Work to do —
Locate the string "社区治理" in the records below and copy out each line that contains it.

>> Begin Supplied material

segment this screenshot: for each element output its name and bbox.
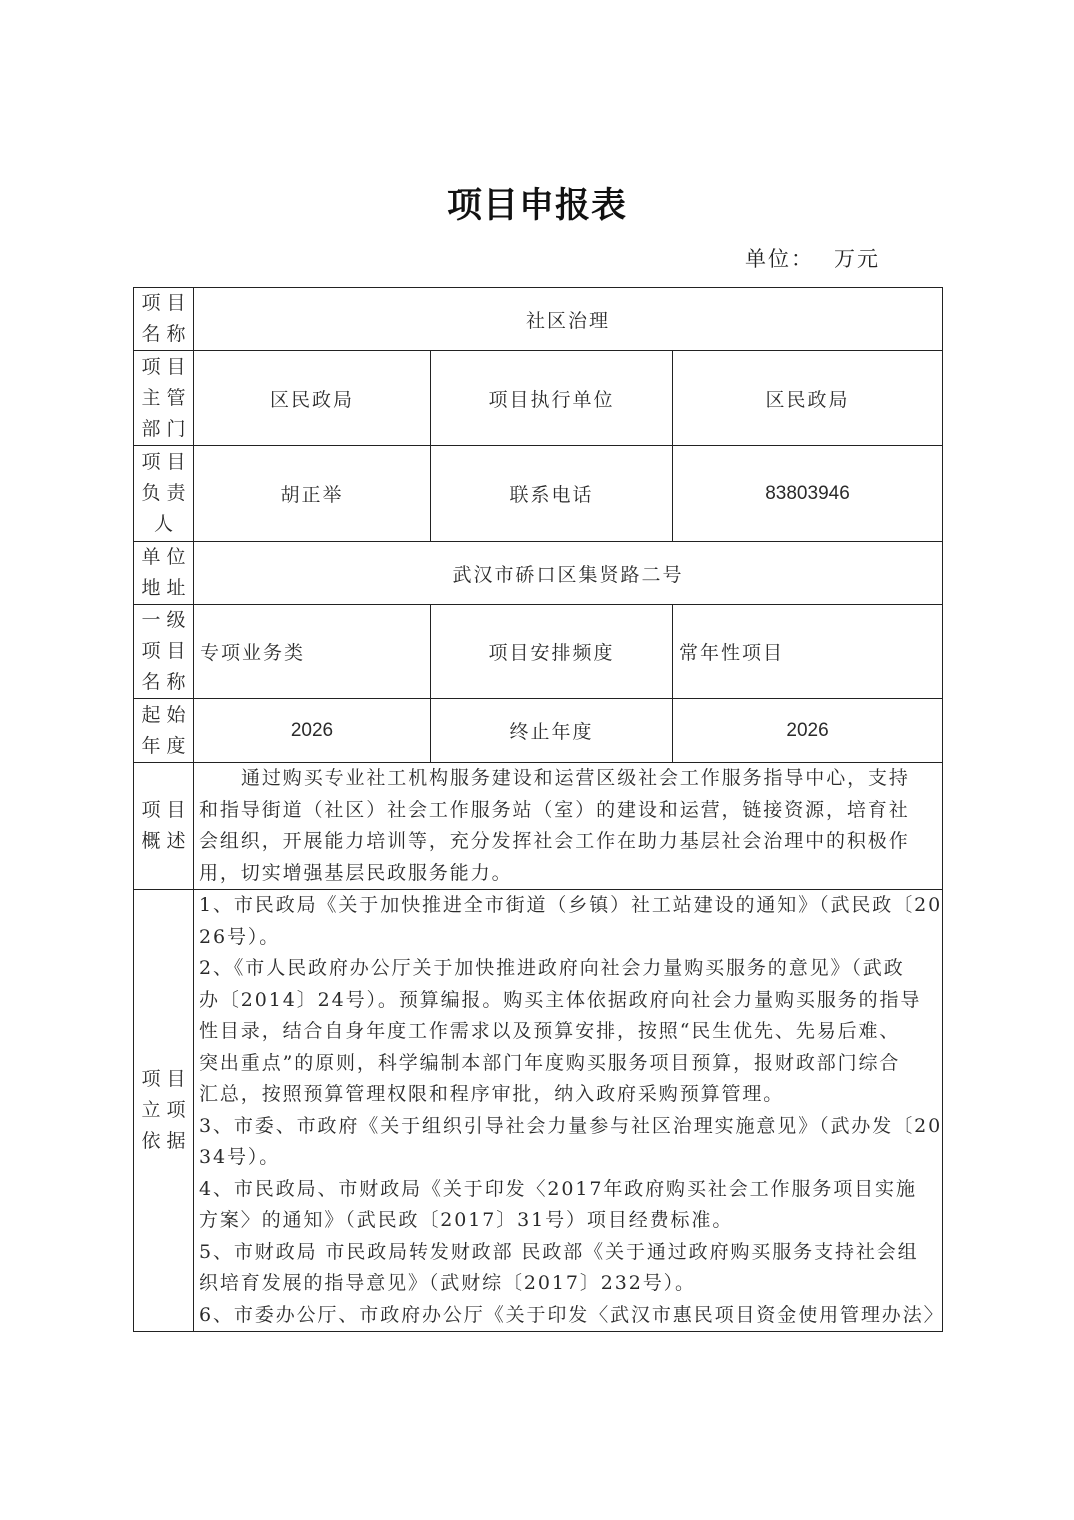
label-department: 项目 主管 部门 [134,351,194,446]
value-project-name: 社区治理 [194,288,943,351]
value-category: 专项业务类 [194,605,431,699]
label-phone: 联系电话 [431,446,673,542]
row-overview: 项目 概述 通过购买专业社工机构服务建设和运营区级社会工作服务指导中心，支持 和… [134,763,943,890]
unit-value: 万元 [834,247,880,271]
document-title: 项目申报表 [0,178,1074,228]
value-frequency: 常年性项目 [673,605,943,699]
label-start-year: 起始 年度 [134,699,194,763]
row-project-name: 项目 名称 社区治理 [134,288,943,351]
value-phone: 83803946 [673,446,943,542]
row-address: 单位 地址 武汉市硚口区集贤路二号 [134,542,943,605]
unit-line: 单位：万元 [745,243,880,273]
label-category: 一级 项目 名称 [134,605,194,699]
row-department: 项目 主管 部门 区民政局 项目执行单位 区民政局 [134,351,943,446]
row-category: 一级 项目 名称 专项业务类 项目安排频度 常年性项目 [134,605,943,699]
value-start-year: 2026 [194,699,431,763]
label-exec-unit: 项目执行单位 [431,351,673,446]
row-owner: 项目 负责 人 胡正举 联系电话 83803946 [134,446,943,542]
value-department: 区民政局 [194,351,431,446]
row-basis: 项目 立项 依据 1、市民政局《关于加快推进全市街道（乡镇）社工站建设的通知》（… [134,890,943,1332]
row-years: 起始 年度 2026 终止年度 2026 [134,699,943,763]
value-basis: 1、市民政局《关于加快推进全市街道（乡镇）社工站建设的通知》（武民政〔2021〕… [194,890,943,1332]
value-overview: 通过购买专业社工机构服务建设和运营区级社会工作服务指导中心，支持 和指导街道（社… [194,763,943,890]
value-exec-unit: 区民政局 [673,351,943,446]
label-basis: 项目 立项 依据 [134,890,194,1332]
value-end-year: 2026 [673,699,943,763]
label-frequency: 项目安排频度 [431,605,673,699]
label-address: 单位 地址 [134,542,194,605]
label-end-year: 终止年度 [431,699,673,763]
label-overview: 项目 概述 [134,763,194,890]
project-application-table: 项目 名称 社区治理 项目 主管 部门 区民政局 项目执行单位 区民政局 项目 … [133,287,943,1332]
value-address: 武汉市硚口区集贤路二号 [194,542,943,605]
unit-label: 单位： [745,247,814,271]
label-project-name: 项目 名称 [134,288,194,351]
label-owner: 项目 负责 人 [134,446,194,542]
value-owner: 胡正举 [194,446,431,542]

>> End Supplied material

Solved exercise —
value-project-name: 社区治理 [194,288,943,351]
row-project-name: 项目 名称 社区治理 [134,288,943,351]
project-application-table: 项目 名称 社区治理 项目 主管 部门 区民政局 项目执行单位 区民政局 项目 … [133,287,943,1332]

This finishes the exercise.